Short task - Every record below should be printed exactly as it appears.

— Begin —

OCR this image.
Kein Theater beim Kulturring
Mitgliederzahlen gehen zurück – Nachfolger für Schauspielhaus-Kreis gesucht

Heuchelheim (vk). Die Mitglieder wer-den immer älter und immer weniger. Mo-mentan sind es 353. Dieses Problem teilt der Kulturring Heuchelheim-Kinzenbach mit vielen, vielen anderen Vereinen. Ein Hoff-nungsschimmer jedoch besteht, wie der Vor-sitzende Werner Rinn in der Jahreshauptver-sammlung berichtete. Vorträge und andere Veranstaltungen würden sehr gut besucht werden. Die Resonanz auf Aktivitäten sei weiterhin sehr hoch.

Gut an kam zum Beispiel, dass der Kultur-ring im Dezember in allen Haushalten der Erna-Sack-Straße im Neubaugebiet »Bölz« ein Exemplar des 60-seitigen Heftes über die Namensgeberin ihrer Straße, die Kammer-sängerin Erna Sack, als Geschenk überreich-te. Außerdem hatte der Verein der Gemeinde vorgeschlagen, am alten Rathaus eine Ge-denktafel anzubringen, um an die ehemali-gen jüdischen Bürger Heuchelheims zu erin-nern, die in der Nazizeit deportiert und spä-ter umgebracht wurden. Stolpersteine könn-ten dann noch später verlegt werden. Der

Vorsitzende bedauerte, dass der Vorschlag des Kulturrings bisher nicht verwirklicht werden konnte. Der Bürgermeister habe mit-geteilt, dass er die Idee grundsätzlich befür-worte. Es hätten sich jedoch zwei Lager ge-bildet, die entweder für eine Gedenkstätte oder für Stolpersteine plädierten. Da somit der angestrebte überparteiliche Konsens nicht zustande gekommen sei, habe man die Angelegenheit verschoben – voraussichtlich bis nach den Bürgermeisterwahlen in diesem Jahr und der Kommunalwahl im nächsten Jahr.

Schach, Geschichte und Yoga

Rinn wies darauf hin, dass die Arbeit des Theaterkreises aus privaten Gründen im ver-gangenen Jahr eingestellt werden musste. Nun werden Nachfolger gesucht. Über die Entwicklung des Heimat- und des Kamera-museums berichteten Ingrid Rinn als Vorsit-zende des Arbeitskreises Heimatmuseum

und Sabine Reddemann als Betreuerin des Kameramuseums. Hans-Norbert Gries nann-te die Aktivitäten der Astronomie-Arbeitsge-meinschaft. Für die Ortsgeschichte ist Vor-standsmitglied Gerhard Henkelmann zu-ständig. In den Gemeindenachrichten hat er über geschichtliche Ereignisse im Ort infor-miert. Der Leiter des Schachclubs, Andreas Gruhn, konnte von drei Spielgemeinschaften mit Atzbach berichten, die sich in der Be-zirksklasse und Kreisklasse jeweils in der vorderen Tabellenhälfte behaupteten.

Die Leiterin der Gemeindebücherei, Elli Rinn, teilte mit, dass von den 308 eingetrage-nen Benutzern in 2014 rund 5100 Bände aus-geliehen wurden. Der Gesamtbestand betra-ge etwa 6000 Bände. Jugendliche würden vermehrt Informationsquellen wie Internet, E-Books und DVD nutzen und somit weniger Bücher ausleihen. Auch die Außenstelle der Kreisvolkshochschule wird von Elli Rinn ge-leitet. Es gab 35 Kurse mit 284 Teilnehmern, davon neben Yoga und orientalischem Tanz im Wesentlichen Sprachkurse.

— End —

Correct answer -
OCR this image.
Kein Theater beim Kulturring
Mitgliederzahlen gehen zurück – Nachfolger für Schauspielhaus-Kreis gesucht

Heuchelheim (vk). Die Mitglieder wer-den immer älter und immer weniger. Mo-mentan sind es 353. Dieses Problem teilt der Kulturring Heuchelheim-Kinzenbach mit vielen, vielen anderen Vereinen. Ein Hoff-nungsschimmer jedoch besteht, wie der Vor-sitzende Werner Rinn in der Jahreshauptver-sammlung berichtete. Vorträge und andere Veranstaltungen würden sehr gut besucht werden. Die Resonanz auf Aktivitäten sei weiterhin sehr hoch.

Gut an kam zum Beispiel, dass der Kultur-ring im Dezember in allen Haushalten der Erna-Sack-Straße im Neubaugebiet »Bölz« ein Exemplar des 60-seitigen Heftes über die Namensgeberin ihrer Straße, die Kammer-sängerin Erna Sack, als Geschenk überreich-te. Außerdem hatte der Verein der Gemeinde vorgeschlagen, am alten Rathaus eine Ge-denktafel anzubringen, um an die ehemali-gen jüdischen Bürger Heuchelheims zu erin-nern, die in der Nazizeit deportiert und spä-ter umgebracht wurden. Stolpersteine könn-ten dann noch später verlegt werden. Der

Vorsitzende bedauerte, dass der Vorschlag des Kulturrings bisher nicht verwirklicht werden konnte. Der Bürgermeister habe mit-geteilt, dass er die Idee grundsätzlich befür-worte. Es hätten sich jedoch zwei Lager ge-bildet, die entweder für eine Gedenkstätte oder für Stolpersteine plädierten. Da somit der angestrebte überparteiliche Konsens nicht zustande gekommen sei, habe man die Angelegenheit verschoben – voraussichtlich bis nach den Bürgermeisterwahlen in diesem Jahr und der Kommunalwahl im nächsten Jahr.

Schach, Geschichte und Yoga

Rinn wies darauf hin, dass die Arbeit des Theaterkreises aus privaten Gründen im ver-gangenen Jahr eingestellt werden musste. Nun werden Nachfolger gesucht. Über die Entwicklung des Heimat- und des Kamera-museums berichteten Ingrid Rinn als Vorsit-zende des Arbeitskreises Heimatmuseum

und Sabine Reddemann als Betreuerin des Kameramuseums. Hans-Norbert Gries nann-te die Aktivitäten der Astronomie-Arbeitsge-meinschaft. Für die Ortsgeschichte ist Vor-standsmitglied Gerhard Henkelmann zu-ständig. In den Gemeindenachrichten hat er über geschichtliche Ereignisse im Ort infor-miert. Der Leiter des Schachclubs, Andreas Gruhn, konnte von drei Spielgemeinschaften mit Atzbach berichten, die sich in der Be-zirksklasse und Kreisklasse jeweils in der vorderen Tabellenhälfte behaupteten.

Die Leiterin der Gemeindebücherei, Elli Rinn, teilte mit, dass von den 308 eingetrage-nen Benutzern in 2014 rund 5100 Bände aus-geliehen wurden. Der Gesamtbestand betra-ge etwa 6000 Bände. Jugendliche würden vermehrt Informationsquellen wie Internet, E-Books und DVD nutzen und somit weniger Bücher ausleihen. Auch die Außenstelle der Kreisvolkshochschule wird von Elli Rinn ge-leitet. Es gab 35 Kurse mit 284 Teilnehmern, davon neben Yoga und orientalischem Tanz im Wesentlichen Sprachkurse.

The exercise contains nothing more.